TASK BRIEF —
Please quote the material exactly, every line of it.

++++ RECORDS FOR THIS TASK

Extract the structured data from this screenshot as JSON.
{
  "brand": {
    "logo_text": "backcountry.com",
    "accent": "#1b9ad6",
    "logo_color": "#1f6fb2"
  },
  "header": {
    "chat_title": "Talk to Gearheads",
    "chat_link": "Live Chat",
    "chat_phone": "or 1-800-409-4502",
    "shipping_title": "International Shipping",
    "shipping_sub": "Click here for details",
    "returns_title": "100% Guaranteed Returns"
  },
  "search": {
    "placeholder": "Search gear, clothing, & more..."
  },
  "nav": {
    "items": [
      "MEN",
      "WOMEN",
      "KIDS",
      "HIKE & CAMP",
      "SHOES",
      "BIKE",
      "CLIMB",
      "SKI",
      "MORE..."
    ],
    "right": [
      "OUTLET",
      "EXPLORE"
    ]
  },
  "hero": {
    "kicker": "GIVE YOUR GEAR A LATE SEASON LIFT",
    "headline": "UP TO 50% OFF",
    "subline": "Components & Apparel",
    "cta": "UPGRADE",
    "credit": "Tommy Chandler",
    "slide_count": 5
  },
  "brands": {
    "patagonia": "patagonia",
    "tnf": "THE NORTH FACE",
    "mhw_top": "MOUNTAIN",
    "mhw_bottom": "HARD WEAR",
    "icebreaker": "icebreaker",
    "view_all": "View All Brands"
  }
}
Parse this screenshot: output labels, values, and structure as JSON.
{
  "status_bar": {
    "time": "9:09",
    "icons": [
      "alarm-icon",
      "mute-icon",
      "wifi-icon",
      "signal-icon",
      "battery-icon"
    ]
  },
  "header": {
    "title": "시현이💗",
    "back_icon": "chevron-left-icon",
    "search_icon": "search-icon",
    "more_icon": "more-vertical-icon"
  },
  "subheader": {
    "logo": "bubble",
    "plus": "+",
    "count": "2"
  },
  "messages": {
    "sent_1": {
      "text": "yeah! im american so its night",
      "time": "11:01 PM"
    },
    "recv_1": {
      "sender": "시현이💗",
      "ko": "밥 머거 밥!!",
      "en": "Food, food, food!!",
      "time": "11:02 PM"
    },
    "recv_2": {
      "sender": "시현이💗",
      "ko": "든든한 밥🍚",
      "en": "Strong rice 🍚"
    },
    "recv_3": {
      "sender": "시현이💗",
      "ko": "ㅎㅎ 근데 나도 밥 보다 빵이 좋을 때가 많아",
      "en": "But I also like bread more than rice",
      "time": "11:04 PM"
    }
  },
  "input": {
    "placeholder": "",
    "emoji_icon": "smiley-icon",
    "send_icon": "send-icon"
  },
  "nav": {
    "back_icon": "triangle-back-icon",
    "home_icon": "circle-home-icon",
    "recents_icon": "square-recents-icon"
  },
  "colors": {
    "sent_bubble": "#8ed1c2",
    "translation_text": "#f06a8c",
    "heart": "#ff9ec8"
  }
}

++++++++

EXERCISE ANSWER —
Extract the structured data from this screenshot as JSON.
{
  "brand": {
    "logo_text": "backcountry.com",
    "accent": "#1b9ad6",
    "logo_color": "#1f6fb2"
  },
  "header": {
    "chat_title": "Talk to Gearheads",
    "chat_link": "Live Chat",
    "chat_phone": "or 1-800-409-4502",
    "shipping_title": "International Shipping",
    "shipping_sub": "Click here for details",
    "returns_title": "100% Guaranteed Returns"
  },
  "search": {
    "placeholder": "Search gear, clothing, & more..."
  },
  "nav": {
    "items": [
      "MEN",
      "WOMEN",
      "KIDS",
      "HIKE & CAMP",
      "SHOES",
      "BIKE",
      "CLIMB",
      "SKI",
      "MORE..."
    ],
    "right": [
      "OUTLET",
      "EXPLORE"
    ]
  },
  "hero": {
    "kicker": "GIVE YOUR GEAR A LATE SEASON LIFT",
    "headline": "UP TO 50% OFF",
    "subline": "Components & Apparel",
    "cta": "UPGRADE",
    "credit": "Tommy Chandler",
    "slide_count": 5
  },
  "brands": {
    "patagonia": "patagonia",
    "tnf": "THE NORTH FACE",
    "mhw_top": "MOUNTAIN",
    "mhw_bottom": "HARD WEAR",
    "icebreaker": "icebreaker",
    "view_all": "View All Brands"
  }
}
Parse this screenshot: output labels, values, and structure as JSON.
{
  "status_bar": {
    "time": "9:09",
    "icons": [
      "alarm-icon",
      "mute-icon",
      "wifi-icon",
      "signal-icon",
      "battery-icon"
    ]
  },
  "header": {
    "title": "시현이💗",
    "back_icon": "chevron-left-icon",
    "search_icon": "search-icon",
    "more_icon": "more-vertical-icon"
  },
  "subheader": {
    "logo": "bubble",
    "plus": "+",
    "count": "2"
  },
  "messages": {
    "sent_1": {
      "text": "yeah! im american so its night",
      "time": "11:01 PM"
    },
    "recv_1": {
      "sender": "시현이💗",
      "ko": "밥 머거 밥!!",
      "en": "Food, food, food!!",
      "time": "11:02 PM"
    },
    "recv_2": {
      "sender": "시현이💗",
      "ko": "든든한 밥🍚",
      "en": "Strong rice 🍚"
    },
    "recv_3": {
      "sender": "시현이💗",
      "ko": "ㅎㅎ 근데 나도 밥 보다 빵이 좋을 때가 많아",
      "en": "But I also like bread more than rice",
      "time": "11:04 PM"
    }
  },
  "input": {
    "placeholder": "",
    "emoji_icon": "smiley-icon",
    "send_icon": "send-icon"
  },
  "nav": {
    "back_icon": "triangle-back-icon",
    "home_icon": "circle-home-icon",
    "recents_icon": "square-recents-icon"
  },
  "colors": {
    "sent_bubble": "#8ed1c2",
    "translation_text": "#f06a8c",
    "heart": "#ff9ec8"
  }
}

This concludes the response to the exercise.